TEXT PROVIDED:
=-=-=-=-=
Shifting from biochemical, pathological, and physiological evidence of prolonged tobacco consumption and bronchogenic carcinoma to the new clinical discipline of diagnostic genetics, the Ochsner Award was presented to David Sidransky, MD, of The Johns Hopkins University in 1998 for his research studies. This young clinical scientist demonstrated that the sputum of patients who smoke contains cells that have undergone genetic changes, permitting the diagnosis of lung cancer, even before the disease is otherwise shown clinically.
Special Awards of Recognition
In addition to the foregoing annual Awards, on occasion the Selection Committee saw fit to recommend to the Alton Ochsner Medical Foundation that it should confer Special Awards of Recognition to certain individuals for their important roles in relating cigarette smoking to the development of disease. Thus, in 1993, the Alton Ochsner Medical Foundation honored Michael DeBakey, MD, for his initial clinical report co-authored with his mentor and associate Alton Ochsner. Thus, Dr. DeBakey was recognized for the seminal observation that smoking is, indeed, associated with the development of lung cancer.
=-=-=-=-=
[Page layout parsing data]
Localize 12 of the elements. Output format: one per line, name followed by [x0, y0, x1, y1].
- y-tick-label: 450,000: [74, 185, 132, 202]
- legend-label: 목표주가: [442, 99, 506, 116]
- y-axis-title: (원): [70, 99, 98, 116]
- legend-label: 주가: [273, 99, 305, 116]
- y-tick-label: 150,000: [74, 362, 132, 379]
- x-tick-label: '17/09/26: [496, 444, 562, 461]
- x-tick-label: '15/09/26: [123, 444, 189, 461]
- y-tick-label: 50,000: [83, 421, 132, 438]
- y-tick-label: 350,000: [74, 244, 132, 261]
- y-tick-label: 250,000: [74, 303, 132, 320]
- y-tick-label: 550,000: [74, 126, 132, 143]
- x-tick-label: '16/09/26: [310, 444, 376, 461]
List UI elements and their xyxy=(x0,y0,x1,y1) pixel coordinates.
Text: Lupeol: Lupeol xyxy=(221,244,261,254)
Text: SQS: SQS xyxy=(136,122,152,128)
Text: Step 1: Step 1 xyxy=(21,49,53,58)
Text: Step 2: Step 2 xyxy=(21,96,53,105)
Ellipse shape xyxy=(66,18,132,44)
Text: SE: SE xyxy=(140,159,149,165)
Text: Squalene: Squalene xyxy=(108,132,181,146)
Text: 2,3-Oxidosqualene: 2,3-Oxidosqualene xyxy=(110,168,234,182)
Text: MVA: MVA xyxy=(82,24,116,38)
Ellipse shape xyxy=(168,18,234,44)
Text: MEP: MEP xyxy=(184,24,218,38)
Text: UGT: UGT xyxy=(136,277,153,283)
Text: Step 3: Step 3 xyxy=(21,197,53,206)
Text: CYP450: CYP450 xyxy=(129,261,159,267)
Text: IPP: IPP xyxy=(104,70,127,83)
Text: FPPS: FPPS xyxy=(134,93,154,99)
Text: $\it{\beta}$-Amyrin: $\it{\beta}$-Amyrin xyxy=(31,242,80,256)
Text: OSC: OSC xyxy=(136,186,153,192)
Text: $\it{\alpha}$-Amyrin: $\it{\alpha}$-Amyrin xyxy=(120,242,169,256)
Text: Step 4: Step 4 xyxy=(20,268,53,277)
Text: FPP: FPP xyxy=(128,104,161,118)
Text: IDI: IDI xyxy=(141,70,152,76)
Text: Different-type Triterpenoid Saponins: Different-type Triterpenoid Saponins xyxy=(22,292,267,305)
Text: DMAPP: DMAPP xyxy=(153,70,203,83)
=-=-=-=-=
WHAT YOU NEED TO DO:
a) Please reproduce word for word the part of the Ochsner Award text running from "Shifting from biochemical, pathological, and" up to and including "otherwise shown clinically.".
b) Answer these questions using the Ochsner Award text:
(i) Which university was David Sidransky from when he received the Ochsner Award?
(ii) In what year did the Alton Ochsner Medical Foundation honor Michael DeBakey?
(iii) According to Sidransky's research, what does the sputum of patients who smoke contain?
c) List every person named in the Ochsner Award text.

ANSWERS TO THE EXERCISES:
a)
Shifting from biochemical, pathological, and physiological evidence of prolonged tobacco consumption and bronchogenic carcinoma to the new clinical discipline of diagnostic genetics, the Ochsner Award was presented to David Sidransky, MD, of The Johns Hopkins University in 1998 for his research studies. This young clinical scientist demonstrated that the sputum of patients who smoke contains cells that have undergone genetic changes, permitting the diagnosis of lung cancer, even before the disease is otherwise shown clinically.

b)
(i) The Johns Hopkins University
(ii) 1993
(iii) Cells that have undergone genetic changes

c)
David Sidransky
Michael DeBakey
Alton Ochsner